:: GIVEN PROBLEM ::
Examine each line of the data. Copy those that contain the string "true".

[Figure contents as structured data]

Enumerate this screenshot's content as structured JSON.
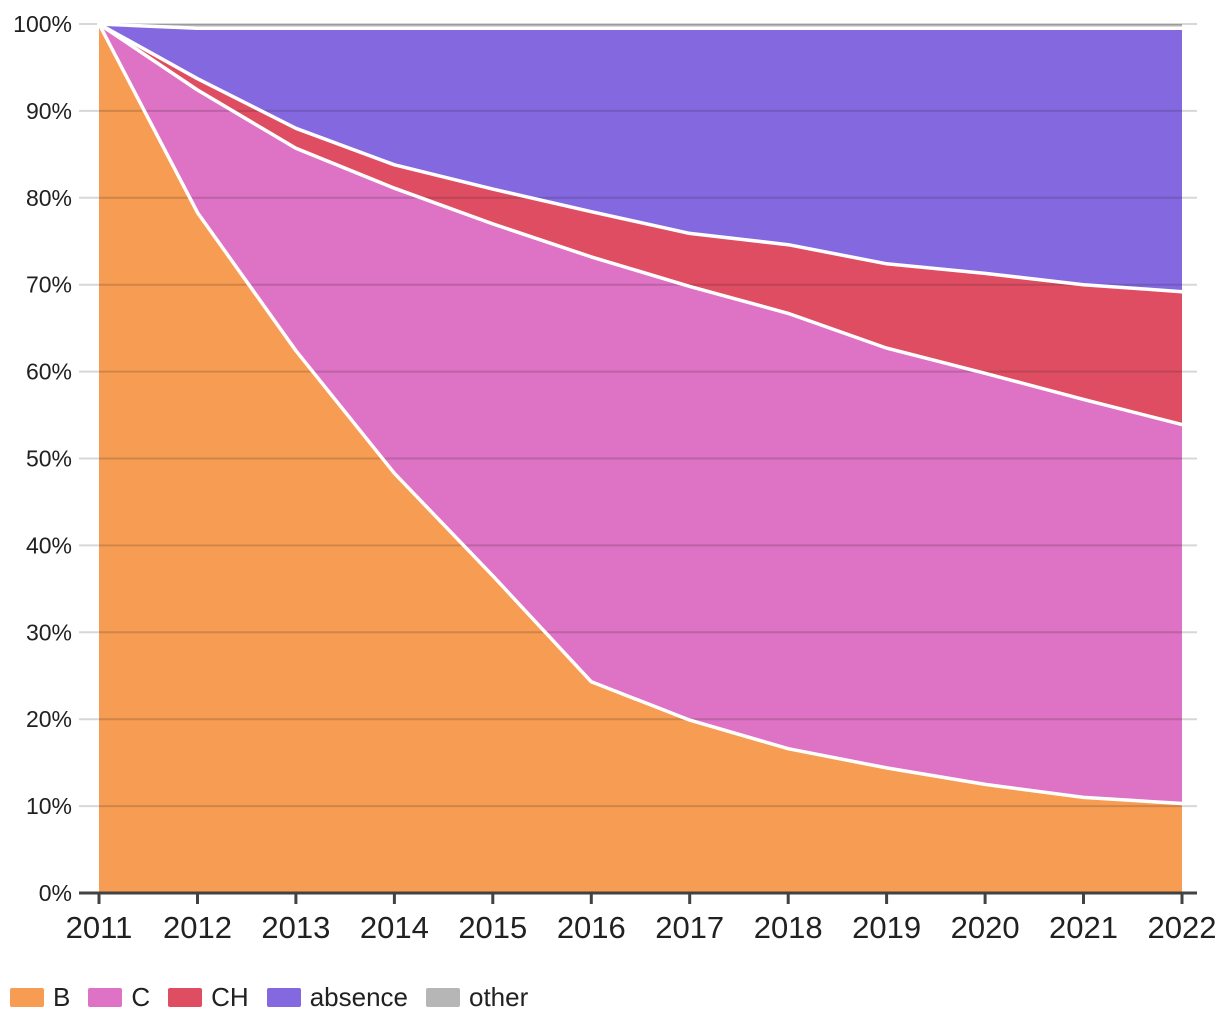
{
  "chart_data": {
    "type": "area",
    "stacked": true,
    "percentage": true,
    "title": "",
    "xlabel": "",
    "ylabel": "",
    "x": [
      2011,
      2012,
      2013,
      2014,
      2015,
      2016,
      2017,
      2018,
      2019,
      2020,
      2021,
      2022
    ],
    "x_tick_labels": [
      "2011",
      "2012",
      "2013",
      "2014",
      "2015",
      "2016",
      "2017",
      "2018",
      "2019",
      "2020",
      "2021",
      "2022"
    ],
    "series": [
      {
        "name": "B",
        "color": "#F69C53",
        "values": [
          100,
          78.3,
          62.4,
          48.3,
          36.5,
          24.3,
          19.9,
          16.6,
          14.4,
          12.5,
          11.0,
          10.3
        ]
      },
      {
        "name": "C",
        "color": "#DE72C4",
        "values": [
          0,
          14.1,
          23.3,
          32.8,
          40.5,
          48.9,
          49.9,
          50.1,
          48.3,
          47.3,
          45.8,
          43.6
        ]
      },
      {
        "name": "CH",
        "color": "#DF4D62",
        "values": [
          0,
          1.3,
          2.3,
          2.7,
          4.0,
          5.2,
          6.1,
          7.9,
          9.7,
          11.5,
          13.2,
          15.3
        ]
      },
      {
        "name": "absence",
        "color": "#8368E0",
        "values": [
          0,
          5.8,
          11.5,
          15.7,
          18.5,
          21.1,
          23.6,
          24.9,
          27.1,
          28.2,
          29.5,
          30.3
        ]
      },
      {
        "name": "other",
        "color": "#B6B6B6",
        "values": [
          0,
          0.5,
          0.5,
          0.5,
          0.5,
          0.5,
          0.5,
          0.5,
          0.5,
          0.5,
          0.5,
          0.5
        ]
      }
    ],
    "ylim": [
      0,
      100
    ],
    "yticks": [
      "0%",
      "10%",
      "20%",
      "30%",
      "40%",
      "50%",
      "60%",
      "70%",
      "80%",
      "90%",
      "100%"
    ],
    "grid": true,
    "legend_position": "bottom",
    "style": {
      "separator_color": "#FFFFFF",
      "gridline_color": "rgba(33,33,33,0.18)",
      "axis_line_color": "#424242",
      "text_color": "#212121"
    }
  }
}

:: EXERCISE RESULT ::
    "stacked": true,
    "percentage": true,
    "grid": true,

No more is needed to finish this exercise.